## GIVEN INFORMATION
----------

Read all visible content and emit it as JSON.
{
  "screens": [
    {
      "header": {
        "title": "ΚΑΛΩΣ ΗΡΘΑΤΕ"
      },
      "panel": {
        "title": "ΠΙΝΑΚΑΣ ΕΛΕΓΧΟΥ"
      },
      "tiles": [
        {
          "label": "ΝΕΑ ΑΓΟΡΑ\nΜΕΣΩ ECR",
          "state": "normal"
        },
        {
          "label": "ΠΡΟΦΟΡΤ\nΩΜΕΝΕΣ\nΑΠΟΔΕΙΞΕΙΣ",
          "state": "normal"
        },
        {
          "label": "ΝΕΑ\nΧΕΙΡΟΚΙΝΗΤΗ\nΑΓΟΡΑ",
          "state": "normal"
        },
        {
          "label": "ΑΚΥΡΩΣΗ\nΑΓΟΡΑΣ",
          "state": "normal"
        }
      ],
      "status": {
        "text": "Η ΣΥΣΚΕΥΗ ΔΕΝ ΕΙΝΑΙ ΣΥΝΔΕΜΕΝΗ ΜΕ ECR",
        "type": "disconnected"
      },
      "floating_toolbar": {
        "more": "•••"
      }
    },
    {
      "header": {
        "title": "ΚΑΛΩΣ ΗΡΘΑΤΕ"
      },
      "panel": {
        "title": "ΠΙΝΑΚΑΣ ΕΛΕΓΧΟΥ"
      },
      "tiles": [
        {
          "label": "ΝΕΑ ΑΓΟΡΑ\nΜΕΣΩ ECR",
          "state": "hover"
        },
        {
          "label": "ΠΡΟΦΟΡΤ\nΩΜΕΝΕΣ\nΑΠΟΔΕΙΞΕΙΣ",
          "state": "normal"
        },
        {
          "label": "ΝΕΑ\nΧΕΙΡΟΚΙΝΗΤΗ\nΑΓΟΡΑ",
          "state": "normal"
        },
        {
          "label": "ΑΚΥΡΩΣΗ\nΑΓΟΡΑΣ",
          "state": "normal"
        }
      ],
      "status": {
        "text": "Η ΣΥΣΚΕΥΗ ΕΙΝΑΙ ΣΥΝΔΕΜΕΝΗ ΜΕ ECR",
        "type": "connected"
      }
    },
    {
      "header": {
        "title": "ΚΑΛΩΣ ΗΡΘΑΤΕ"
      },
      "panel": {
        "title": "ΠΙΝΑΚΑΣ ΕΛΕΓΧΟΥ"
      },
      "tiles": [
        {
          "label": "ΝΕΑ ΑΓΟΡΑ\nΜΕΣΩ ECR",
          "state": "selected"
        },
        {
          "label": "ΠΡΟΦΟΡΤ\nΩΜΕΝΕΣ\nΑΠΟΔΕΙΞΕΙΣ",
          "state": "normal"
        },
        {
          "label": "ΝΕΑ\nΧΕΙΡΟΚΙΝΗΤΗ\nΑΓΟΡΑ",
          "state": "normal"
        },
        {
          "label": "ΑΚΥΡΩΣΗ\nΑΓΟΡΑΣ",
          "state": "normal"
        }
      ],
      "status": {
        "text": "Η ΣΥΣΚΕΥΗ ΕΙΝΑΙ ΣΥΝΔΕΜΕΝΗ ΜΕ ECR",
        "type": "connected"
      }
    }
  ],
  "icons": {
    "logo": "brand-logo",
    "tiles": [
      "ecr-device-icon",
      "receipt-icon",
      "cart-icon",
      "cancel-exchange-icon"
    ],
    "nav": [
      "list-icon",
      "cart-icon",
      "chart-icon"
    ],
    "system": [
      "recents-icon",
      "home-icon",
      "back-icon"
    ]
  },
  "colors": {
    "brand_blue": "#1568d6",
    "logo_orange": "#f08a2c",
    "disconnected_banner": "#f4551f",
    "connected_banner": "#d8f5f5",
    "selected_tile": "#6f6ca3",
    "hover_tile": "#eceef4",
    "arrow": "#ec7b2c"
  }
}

----------

## INSTRUCTIONS FOR THE TASK
Set out the complete listing exactly as shown.

## SOLUTION BELOW
Read all visible content and emit it as JSON.
{
  "screens": [
    {
      "header": {
        "title": "ΚΑΛΩΣ ΗΡΘΑΤΕ"
      },
      "panel": {
        "title": "ΠΙΝΑΚΑΣ ΕΛΕΓΧΟΥ"
      },
      "tiles": [
        {
          "label": "ΝΕΑ ΑΓΟΡΑ\nΜΕΣΩ ECR",
          "state": "normal"
        },
        {
          "label": "ΠΡΟΦΟΡΤ\nΩΜΕΝΕΣ\nΑΠΟΔΕΙΞΕΙΣ",
          "state": "normal"
        },
        {
          "label": "ΝΕΑ\nΧΕΙΡΟΚΙΝΗΤΗ\nΑΓΟΡΑ",
          "state": "normal"
        },
        {
          "label": "ΑΚΥΡΩΣΗ\nΑΓΟΡΑΣ",
          "state": "normal"
        }
      ],
      "status": {
        "text": "Η ΣΥΣΚΕΥΗ ΔΕΝ ΕΙΝΑΙ ΣΥΝΔΕΜΕΝΗ ΜΕ ECR",
        "type": "disconnected"
      },
      "floating_toolbar": {
        "more": "•••"
      }
    },
    {
      "header": {
        "title": "ΚΑΛΩΣ ΗΡΘΑΤΕ"
      },
      "panel": {
        "title": "ΠΙΝΑΚΑΣ ΕΛΕΓΧΟΥ"
      },
      "tiles": [
        {
          "label": "ΝΕΑ ΑΓΟΡΑ\nΜΕΣΩ ECR",
          "state": "hover"
        },
        {
          "label": "ΠΡΟΦΟΡΤ\nΩΜΕΝΕΣ\nΑΠΟΔΕΙΞΕΙΣ",
          "state": "normal"
        },
        {
          "label": "ΝΕΑ\nΧΕΙΡΟΚΙΝΗΤΗ\nΑΓΟΡΑ",
          "state": "normal"
        },
        {
          "label": "ΑΚΥΡΩΣΗ\nΑΓΟΡΑΣ",
          "state": "normal"
        }
      ],
      "status": {
        "text": "Η ΣΥΣΚΕΥΗ ΕΙΝΑΙ ΣΥΝΔΕΜΕΝΗ ΜΕ ECR",
        "type": "connected"
      }
    },
    {
      "header": {
        "title": "ΚΑΛΩΣ ΗΡΘΑΤΕ"
      },
      "panel": {
        "title": "ΠΙΝΑΚΑΣ ΕΛΕΓΧΟΥ"
      },
      "tiles": [
        {
          "label": "ΝΕΑ ΑΓΟΡΑ\nΜΕΣΩ ECR",
          "state": "selected"
        },
        {
          "label": "ΠΡΟΦΟΡΤ\nΩΜΕΝΕΣ\nΑΠΟΔΕΙΞΕΙΣ",
          "state": "normal"
        },
        {
          "label": "ΝΕΑ\nΧΕΙΡΟΚΙΝΗΤΗ\nΑΓΟΡΑ",
          "state": "normal"
        },
        {
          "label": "ΑΚΥΡΩΣΗ\nΑΓΟΡΑΣ",
          "state": "normal"
        }
      ],
      "status": {
        "text": "Η ΣΥΣΚΕΥΗ ΕΙΝΑΙ ΣΥΝΔΕΜΕΝΗ ΜΕ ECR",
        "type": "connected"
      }
    }
  ],
  "icons": {
    "logo": "brand-logo",
    "tiles": [
      "ecr-device-icon",
      "receipt-icon",
      "cart-icon",
      "cancel-exchange-icon"
    ],
    "nav": [
      "list-icon",
      "cart-icon",
      "chart-icon"
    ],
    "system": [
      "recents-icon",
      "home-icon",
      "back-icon"
    ]
  },
  "colors": {
    "brand_blue": "#1568d6",
    "logo_orange": "#f08a2c",
    "disconnected_banner": "#f4551f",
    "connected_banner": "#d8f5f5",
    "selected_tile": "#6f6ca3",
    "hover_tile": "#eceef4",
    "arrow": "#ec7b2c"
  }
}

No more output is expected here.